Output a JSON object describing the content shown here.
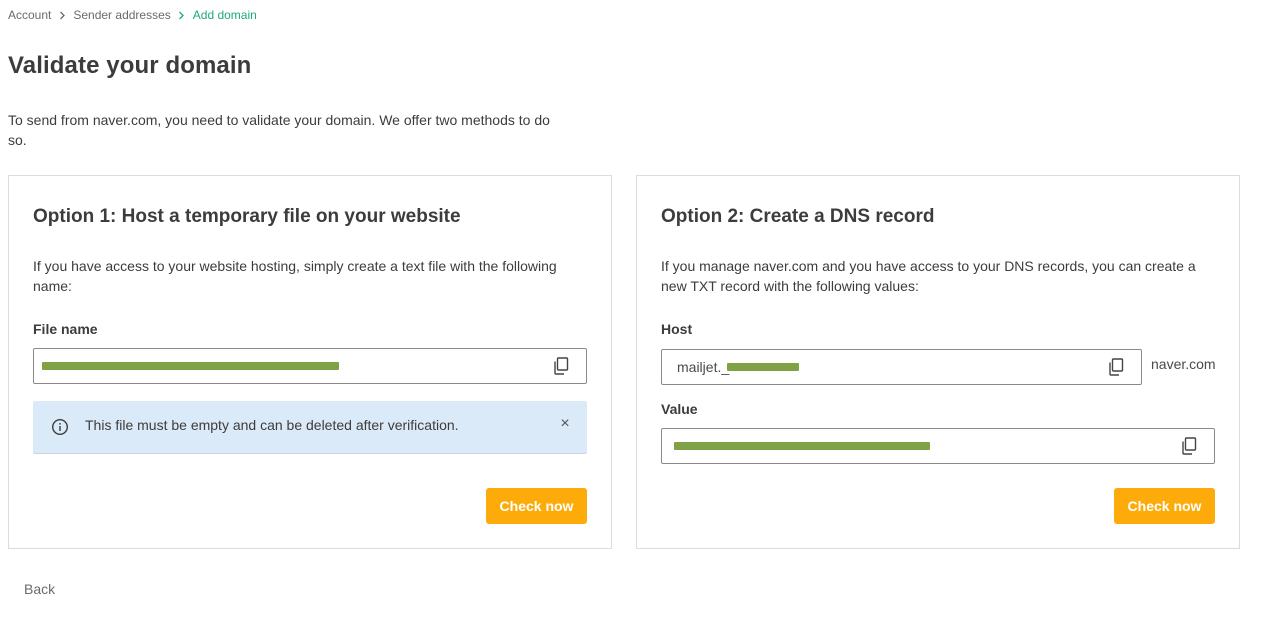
{
  "breadcrumb": {
    "items": [
      "Account",
      "Sender addresses",
      "Add domain"
    ]
  },
  "page": {
    "title": "Validate your domain",
    "intro": "To send from naver.com, you need to validate your domain. We offer two methods to do so."
  },
  "option1": {
    "title": "Option 1: Host a temporary file on your website",
    "description": "If you have access to your website hosting, simply create a text file with the following name:",
    "file_name_label": "File name",
    "file_name_value": "",
    "info_text": "This file must be empty and can be deleted after verification.",
    "close_glyph": "×",
    "check_button": "Check now"
  },
  "option2": {
    "title": "Option 2: Create a DNS record",
    "description": "If you manage naver.com and you have access to your DNS records, you can create a new TXT record with the following values:",
    "host_label": "Host",
    "host_value": "mailjet._",
    "host_suffix": "naver.com",
    "value_label": "Value",
    "value_value": "",
    "check_button": "Check now"
  },
  "footer": {
    "back": "Back"
  },
  "colors": {
    "accent_green": "#1fa883",
    "button_orange": "#fdab0b",
    "info_blue": "#dbeaf8",
    "redaction": "#7fa344"
  },
  "icons": {
    "breadcrumb_separator": "chevron-right-icon",
    "copy": "copy-icon",
    "info": "info-icon",
    "close": "close-icon"
  }
}
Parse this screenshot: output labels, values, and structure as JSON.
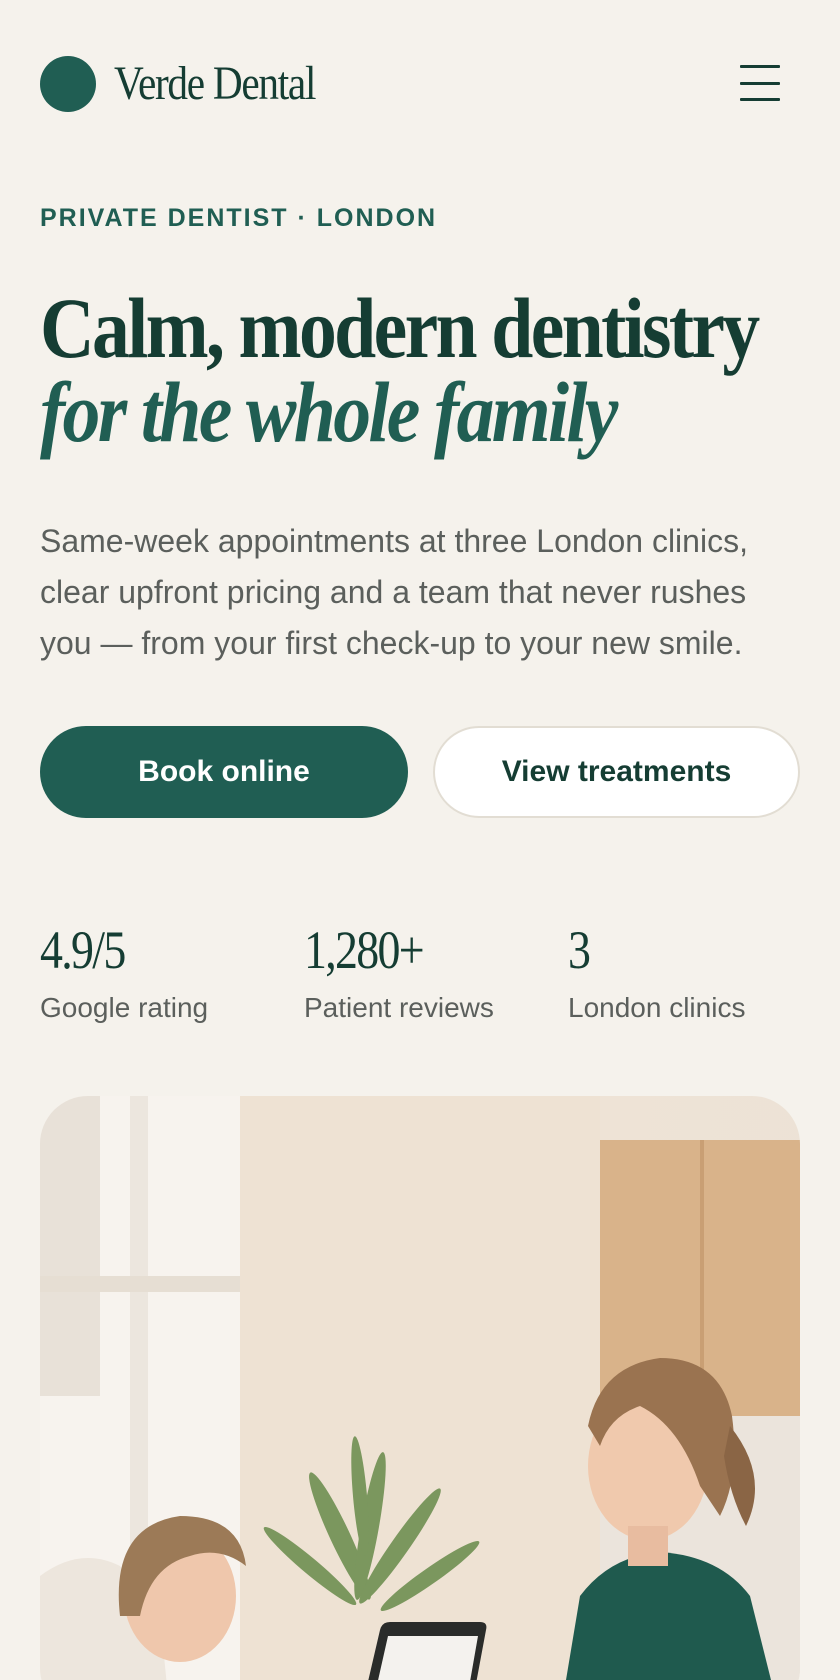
{
  "header": {
    "brand": "Verde Dental",
    "menu_icon": "hamburger-menu-icon"
  },
  "hero": {
    "eyebrow": "PRIVATE DENTIST · LONDON",
    "headline_plain": "Calm, modern dentistry ",
    "headline_italic": "for the whole family",
    "lead": "Same-week appointments at three London clinics, clear upfront pricing and a team that never rushes you — from your first check-up to your new smile.",
    "primary_cta": "Book online",
    "secondary_cta": "View treatments"
  },
  "stats": [
    {
      "value": "4.9/5",
      "label": "Google rating"
    },
    {
      "value": "1,280+",
      "label": "Patient reviews"
    },
    {
      "value": "3",
      "label": "London clinics"
    }
  ],
  "colors": {
    "background": "#f5f2ec",
    "brand_green": "#205e53",
    "ink": "#153d33",
    "muted_text": "#5b5f5c"
  }
}
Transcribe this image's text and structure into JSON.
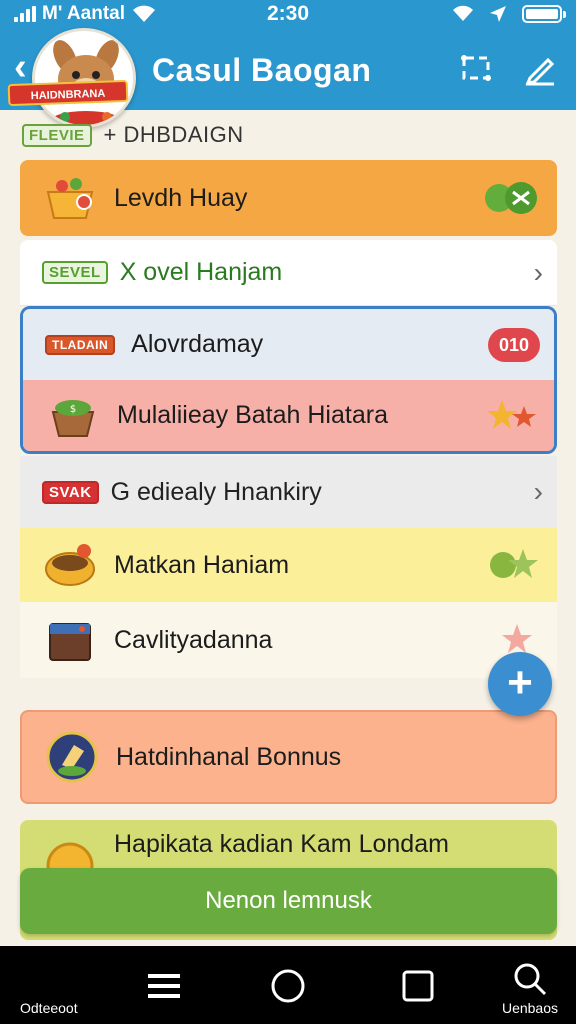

________

Wherever a line in the data above holds "access", copy that line.

**Output for this exercise:**
    "description": "If you have access to your website hosting, simply create a text file with the following name:",
    "description": "If you manage naver.com and you have access to your DNS records, you can create a new TXT record with the following values:",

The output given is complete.